[Saved entries]
════════════════

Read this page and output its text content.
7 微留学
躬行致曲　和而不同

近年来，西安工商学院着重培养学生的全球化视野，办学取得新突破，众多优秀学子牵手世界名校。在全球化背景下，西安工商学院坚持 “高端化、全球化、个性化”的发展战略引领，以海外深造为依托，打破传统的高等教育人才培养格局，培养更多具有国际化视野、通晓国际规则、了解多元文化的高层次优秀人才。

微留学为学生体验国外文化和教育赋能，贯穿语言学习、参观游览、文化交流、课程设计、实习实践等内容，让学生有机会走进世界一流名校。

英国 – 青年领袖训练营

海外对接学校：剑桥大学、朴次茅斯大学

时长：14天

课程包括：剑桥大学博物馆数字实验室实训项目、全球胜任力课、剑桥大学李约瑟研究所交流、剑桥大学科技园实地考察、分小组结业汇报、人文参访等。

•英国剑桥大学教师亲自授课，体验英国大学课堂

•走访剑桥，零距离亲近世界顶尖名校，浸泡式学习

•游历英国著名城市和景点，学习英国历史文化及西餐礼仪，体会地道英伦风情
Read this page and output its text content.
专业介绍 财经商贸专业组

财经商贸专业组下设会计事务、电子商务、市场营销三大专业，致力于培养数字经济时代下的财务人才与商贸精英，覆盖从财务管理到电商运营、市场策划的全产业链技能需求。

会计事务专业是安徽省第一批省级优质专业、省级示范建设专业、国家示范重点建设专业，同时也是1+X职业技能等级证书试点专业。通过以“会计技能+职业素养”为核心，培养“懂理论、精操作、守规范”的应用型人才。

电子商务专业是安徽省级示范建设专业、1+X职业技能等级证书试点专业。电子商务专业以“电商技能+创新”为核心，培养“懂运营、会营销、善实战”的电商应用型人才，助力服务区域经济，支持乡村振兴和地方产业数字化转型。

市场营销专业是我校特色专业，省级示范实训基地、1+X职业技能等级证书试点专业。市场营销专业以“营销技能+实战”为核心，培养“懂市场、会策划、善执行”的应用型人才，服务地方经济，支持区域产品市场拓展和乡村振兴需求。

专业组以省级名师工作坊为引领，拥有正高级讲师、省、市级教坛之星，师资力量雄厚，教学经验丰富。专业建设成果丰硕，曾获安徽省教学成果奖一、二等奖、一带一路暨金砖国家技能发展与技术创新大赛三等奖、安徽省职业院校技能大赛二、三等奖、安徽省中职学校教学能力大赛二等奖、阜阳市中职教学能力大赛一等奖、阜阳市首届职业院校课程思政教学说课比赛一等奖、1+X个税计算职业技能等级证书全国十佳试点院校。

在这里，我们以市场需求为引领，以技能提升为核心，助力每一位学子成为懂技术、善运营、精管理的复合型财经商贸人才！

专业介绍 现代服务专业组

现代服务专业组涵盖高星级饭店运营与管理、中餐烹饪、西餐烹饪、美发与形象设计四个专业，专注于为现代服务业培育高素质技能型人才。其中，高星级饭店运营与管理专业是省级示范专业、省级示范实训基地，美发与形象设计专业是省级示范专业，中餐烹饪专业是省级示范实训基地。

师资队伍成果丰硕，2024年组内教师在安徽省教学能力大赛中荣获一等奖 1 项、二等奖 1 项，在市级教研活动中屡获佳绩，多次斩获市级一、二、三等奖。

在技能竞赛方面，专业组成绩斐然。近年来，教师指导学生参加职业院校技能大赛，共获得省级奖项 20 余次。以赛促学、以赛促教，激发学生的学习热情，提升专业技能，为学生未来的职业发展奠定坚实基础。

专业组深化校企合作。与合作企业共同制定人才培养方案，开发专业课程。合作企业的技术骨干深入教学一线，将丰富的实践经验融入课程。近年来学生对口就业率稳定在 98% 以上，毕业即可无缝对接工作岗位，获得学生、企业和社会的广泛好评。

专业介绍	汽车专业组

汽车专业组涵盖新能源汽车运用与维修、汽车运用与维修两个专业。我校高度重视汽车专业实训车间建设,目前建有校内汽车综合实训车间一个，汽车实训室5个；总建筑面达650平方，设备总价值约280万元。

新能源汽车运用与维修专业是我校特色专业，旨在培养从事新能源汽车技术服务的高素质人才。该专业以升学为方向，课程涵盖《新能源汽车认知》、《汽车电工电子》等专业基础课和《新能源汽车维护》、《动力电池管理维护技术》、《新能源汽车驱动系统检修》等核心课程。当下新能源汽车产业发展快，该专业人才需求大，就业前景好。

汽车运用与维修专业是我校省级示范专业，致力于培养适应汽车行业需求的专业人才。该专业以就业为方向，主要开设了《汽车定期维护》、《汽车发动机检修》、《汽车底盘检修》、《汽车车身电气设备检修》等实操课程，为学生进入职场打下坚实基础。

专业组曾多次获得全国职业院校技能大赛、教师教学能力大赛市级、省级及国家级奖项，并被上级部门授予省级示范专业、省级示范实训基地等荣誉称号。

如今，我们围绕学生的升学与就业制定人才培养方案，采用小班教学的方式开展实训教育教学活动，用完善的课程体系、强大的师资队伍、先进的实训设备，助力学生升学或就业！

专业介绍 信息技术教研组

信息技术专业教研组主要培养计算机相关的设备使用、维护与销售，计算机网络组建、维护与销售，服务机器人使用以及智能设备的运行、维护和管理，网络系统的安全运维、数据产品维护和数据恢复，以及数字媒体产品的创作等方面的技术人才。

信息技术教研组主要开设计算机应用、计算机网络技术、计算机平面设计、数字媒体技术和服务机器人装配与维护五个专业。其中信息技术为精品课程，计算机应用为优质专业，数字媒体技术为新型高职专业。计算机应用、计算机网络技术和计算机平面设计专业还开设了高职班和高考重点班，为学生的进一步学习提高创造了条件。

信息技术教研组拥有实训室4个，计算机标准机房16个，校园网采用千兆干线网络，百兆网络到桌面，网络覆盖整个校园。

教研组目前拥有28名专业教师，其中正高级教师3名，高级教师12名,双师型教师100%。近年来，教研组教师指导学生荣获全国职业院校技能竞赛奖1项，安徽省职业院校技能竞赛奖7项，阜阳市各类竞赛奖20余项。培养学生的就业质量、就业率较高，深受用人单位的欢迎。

════════════════

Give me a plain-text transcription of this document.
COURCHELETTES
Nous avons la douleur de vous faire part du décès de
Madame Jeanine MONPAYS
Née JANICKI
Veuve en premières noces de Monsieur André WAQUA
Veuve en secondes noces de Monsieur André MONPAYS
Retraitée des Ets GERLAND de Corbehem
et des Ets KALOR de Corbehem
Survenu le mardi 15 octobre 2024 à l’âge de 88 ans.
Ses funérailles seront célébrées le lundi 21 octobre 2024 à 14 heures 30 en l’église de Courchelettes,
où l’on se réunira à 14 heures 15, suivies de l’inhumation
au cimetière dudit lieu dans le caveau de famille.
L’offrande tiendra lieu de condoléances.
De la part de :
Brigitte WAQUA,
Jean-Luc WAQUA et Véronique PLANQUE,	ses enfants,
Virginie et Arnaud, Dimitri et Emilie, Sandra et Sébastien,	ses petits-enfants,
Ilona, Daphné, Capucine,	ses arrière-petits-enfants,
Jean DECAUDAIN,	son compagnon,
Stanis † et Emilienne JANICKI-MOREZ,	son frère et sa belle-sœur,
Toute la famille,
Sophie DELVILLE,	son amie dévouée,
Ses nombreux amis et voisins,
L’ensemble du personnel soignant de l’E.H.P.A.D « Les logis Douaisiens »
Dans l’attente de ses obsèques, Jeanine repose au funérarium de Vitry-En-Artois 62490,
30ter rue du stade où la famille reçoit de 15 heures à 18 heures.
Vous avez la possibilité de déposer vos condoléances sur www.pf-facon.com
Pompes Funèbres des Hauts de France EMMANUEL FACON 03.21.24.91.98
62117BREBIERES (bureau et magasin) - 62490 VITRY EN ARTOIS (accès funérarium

════════════════

Reply with nothing except the number of lines in the listing above that include the string "MONPAYS".

2